* OBJECTIVE *
Retype each record shown below, leaving every character as it is.

────────────────────

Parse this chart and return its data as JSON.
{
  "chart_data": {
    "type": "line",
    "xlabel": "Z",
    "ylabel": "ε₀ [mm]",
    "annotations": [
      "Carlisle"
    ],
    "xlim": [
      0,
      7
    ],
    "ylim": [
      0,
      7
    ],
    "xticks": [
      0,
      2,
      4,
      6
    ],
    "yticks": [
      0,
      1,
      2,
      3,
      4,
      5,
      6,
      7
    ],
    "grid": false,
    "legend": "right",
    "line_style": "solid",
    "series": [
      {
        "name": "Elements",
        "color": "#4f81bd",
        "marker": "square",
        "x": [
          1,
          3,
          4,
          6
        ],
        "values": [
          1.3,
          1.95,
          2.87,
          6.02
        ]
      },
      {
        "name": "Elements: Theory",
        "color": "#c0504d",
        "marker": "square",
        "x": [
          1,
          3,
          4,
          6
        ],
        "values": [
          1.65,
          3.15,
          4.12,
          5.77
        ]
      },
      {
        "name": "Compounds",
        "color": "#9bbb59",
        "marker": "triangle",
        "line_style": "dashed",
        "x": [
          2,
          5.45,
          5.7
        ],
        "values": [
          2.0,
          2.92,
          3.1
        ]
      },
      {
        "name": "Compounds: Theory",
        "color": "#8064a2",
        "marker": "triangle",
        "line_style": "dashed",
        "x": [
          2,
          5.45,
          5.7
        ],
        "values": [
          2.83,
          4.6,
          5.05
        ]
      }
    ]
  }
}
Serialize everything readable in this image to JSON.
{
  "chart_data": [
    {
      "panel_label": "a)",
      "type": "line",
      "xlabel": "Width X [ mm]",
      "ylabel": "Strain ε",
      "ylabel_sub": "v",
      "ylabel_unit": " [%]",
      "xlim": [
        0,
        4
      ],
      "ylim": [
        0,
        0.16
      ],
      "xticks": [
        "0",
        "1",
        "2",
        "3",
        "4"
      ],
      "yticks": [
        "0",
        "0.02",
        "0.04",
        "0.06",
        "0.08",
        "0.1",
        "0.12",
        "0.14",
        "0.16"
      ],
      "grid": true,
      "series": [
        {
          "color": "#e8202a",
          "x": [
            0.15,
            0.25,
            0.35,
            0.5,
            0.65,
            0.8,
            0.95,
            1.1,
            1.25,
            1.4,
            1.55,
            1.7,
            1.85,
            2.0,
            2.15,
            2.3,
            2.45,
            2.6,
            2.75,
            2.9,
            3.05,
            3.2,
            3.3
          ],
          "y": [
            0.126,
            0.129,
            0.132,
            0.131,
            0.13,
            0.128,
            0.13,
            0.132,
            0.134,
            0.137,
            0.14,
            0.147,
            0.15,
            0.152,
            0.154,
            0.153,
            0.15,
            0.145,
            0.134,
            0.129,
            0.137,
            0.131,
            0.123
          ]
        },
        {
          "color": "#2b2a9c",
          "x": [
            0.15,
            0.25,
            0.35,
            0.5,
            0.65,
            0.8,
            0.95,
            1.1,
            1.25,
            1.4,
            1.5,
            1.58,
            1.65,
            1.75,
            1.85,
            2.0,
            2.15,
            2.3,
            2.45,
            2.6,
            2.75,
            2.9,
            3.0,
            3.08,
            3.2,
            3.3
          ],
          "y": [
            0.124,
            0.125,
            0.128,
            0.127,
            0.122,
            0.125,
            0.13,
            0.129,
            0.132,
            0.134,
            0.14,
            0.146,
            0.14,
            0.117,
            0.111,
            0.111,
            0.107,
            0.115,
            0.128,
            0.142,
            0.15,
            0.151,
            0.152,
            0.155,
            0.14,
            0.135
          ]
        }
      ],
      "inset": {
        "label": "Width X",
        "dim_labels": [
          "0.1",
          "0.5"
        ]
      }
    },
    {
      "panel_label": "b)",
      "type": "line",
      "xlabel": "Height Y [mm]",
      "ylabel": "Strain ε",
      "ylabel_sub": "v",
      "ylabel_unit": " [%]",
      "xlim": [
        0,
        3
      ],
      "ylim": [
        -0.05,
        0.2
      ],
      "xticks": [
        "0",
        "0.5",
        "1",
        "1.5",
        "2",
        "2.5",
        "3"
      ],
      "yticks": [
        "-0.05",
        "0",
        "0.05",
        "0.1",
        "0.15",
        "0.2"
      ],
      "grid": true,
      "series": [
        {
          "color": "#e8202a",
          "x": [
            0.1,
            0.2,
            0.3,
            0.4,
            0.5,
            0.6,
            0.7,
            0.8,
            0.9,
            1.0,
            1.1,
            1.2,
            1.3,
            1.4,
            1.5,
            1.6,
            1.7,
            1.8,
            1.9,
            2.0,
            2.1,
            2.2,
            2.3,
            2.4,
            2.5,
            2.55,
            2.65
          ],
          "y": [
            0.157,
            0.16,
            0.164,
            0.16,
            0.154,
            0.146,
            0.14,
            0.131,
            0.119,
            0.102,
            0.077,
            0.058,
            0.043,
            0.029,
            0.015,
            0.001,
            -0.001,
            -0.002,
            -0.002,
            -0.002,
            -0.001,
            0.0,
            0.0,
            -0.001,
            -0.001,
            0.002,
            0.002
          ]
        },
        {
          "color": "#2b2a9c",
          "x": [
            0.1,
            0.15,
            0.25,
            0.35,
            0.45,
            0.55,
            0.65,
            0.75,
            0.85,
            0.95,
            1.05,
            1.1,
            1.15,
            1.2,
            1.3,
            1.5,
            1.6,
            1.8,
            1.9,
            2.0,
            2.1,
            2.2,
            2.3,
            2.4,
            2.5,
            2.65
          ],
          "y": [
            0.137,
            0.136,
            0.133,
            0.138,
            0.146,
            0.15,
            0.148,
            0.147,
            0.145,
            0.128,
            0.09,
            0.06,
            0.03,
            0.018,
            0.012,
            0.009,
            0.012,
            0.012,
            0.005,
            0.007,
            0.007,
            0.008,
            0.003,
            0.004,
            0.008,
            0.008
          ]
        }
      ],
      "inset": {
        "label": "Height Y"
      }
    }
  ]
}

────────────────────

* THE SOLUTION *
Parse this chart and return its data as JSON.
{
  "chart_data": {
    "type": "line",
    "xlabel": "Z",
    "ylabel": "ε₀ [mm]",
    "annotations": [
      "Carlisle"
    ],
    "xlim": [
      0,
      7
    ],
    "ylim": [
      0,
      7
    ],
    "xticks": [
      0,
      2,
      4,
      6
    ],
    "yticks": [
      0,
      1,
      2,
      3,
      4,
      5,
      6,
      7
    ],
    "grid": false,
    "legend": "right",
    "line_style": "solid",
    "series": [
      {
        "name": "Elements",
        "color": "#4f81bd",
        "marker": "square",
        "x": [
          1,
          3,
          4,
          6
        ],
        "values": [
          1.3,
          1.95,
          2.87,
          6.02
        ]
      },
      {
        "name": "Elements: Theory",
        "color": "#c0504d",
        "marker": "square",
        "x": [
          1,
          3,
          4,
          6
        ],
        "values": [
          1.65,
          3.15,
          4.12,
          5.77
        ]
      },
      {
        "name": "Compounds",
        "color": "#9bbb59",
        "marker": "triangle",
        "line_style": "dashed",
        "x": [
          2,
          5.45,
          5.7
        ],
        "values": [
          2.0,
          2.92,
          3.1
        ]
      },
      {
        "name": "Compounds: Theory",
        "color": "#8064a2",
        "marker": "triangle",
        "line_style": "dashed",
        "x": [
          2,
          5.45,
          5.7
        ],
        "values": [
          2.83,
          4.6,
          5.05
        ]
      }
    ]
  }
}
Serialize everything readable in this image to JSON.
{
  "chart_data": [
    {
      "panel_label": "a)",
      "type": "line",
      "xlabel": "Width X [ mm]",
      "ylabel": "Strain ε",
      "ylabel_sub": "v",
      "ylabel_unit": " [%]",
      "xlim": [
        0,
        4
      ],
      "ylim": [
        0,
        0.16
      ],
      "xticks": [
        "0",
        "1",
        "2",
        "3",
        "4"
      ],
      "yticks": [
        "0",
        "0.02",
        "0.04",
        "0.06",
        "0.08",
        "0.1",
        "0.12",
        "0.14",
        "0.16"
      ],
      "grid": true,
      "series": [
        {
          "color": "#e8202a",
          "x": [
            0.15,
            0.25,
            0.35,
            0.5,
            0.65,
            0.8,
            0.95,
            1.1,
            1.25,
            1.4,
            1.55,
            1.7,
            1.85,
            2.0,
            2.15,
            2.3,
            2.45,
            2.6,
            2.75,
            2.9,
            3.05,
            3.2,
            3.3
          ],
          "y": [
            0.126,
            0.129,
            0.132,
            0.131,
            0.13,
            0.128,
            0.13,
            0.132,
            0.134,
            0.137,
            0.14,
            0.147,
            0.15,
            0.152,
            0.154,
            0.153,
            0.15,
            0.145,
            0.134,
            0.129,
            0.137,
            0.131,
            0.123
          ]
        },
        {
          "color": "#2b2a9c",
          "x": [
            0.15,
            0.25,
            0.35,
            0.5,
            0.65,
            0.8,
            0.95,
            1.1,
            1.25,
            1.4,
            1.5,
            1.58,
            1.65,
            1.75,
            1.85,
            2.0,
            2.15,
            2.3,
            2.45,
            2.6,
            2.75,
            2.9,
            3.0,
            3.08,
            3.2,
            3.3
          ],
          "y": [
            0.124,
            0.125,
            0.128,
            0.127,
            0.122,
            0.125,
            0.13,
            0.129,
            0.132,
            0.134,
            0.14,
            0.146,
            0.14,
            0.117,
            0.111,
            0.111,
            0.107,
            0.115,
            0.128,
            0.142,
            0.15,
            0.151,
            0.152,
            0.155,
            0.14,
            0.135
          ]
        }
      ],
      "inset": {
        "label": "Width X",
        "dim_labels": [
          "0.1",
          "0.5"
        ]
      }
    },
    {
      "panel_label": "b)",
      "type": "line",
      "xlabel": "Height Y [mm]",
      "ylabel": "Strain ε",
      "ylabel_sub": "v",
      "ylabel_unit": " [%]",
      "xlim": [
        0,
        3
      ],
      "ylim": [
        -0.05,
        0.2
      ],
      "xticks": [
        "0",
        "0.5",
        "1",
        "1.5",
        "2",
        "2.5",
        "3"
      ],
      "yticks": [
        "-0.05",
        "0",
        "0.05",
        "0.1",
        "0.15",
        "0.2"
      ],
      "grid": true,
      "series": [
        {
          "color": "#e8202a",
          "x": [
            0.1,
            0.2,
            0.3,
            0.4,
            0.5,
            0.6,
            0.7,
            0.8,
            0.9,
            1.0,
            1.1,
            1.2,
            1.3,
            1.4,
            1.5,
            1.6,
            1.7,
            1.8,
            1.9,
            2.0,
            2.1,
            2.2,
            2.3,
            2.4,
            2.5,
            2.55,
            2.65
          ],
          "y": [
            0.157,
            0.16,
            0.164,
            0.16,
            0.154,
            0.146,
            0.14,
            0.131,
            0.119,
            0.102,
            0.077,
            0.058,
            0.043,
            0.029,
            0.015,
            0.001,
            -0.001,
            -0.002,
            -0.002,
            -0.002,
            -0.001,
            0.0,
            0.0,
            -0.001,
            -0.001,
            0.002,
            0.002
          ]
        },
        {
          "color": "#2b2a9c",
          "x": [
            0.1,
            0.15,
            0.25,
            0.35,
            0.45,
            0.55,
            0.65,
            0.75,
            0.85,
            0.95,
            1.05,
            1.1,
            1.15,
            1.2,
            1.3,
            1.5,
            1.6,
            1.8,
            1.9,
            2.0,
            2.1,
            2.2,
            2.3,
            2.4,
            2.5,
            2.65
          ],
          "y": [
            0.137,
            0.136,
            0.133,
            0.138,
            0.146,
            0.15,
            0.148,
            0.147,
            0.145,
            0.128,
            0.09,
            0.06,
            0.03,
            0.018,
            0.012,
            0.009,
            0.012,
            0.012,
            0.005,
            0.007,
            0.007,
            0.008,
            0.003,
            0.004,
            0.008,
            0.008
          ]
        }
      ],
      "inset": {
        "label": "Height Y"
      }
    }
  ]
}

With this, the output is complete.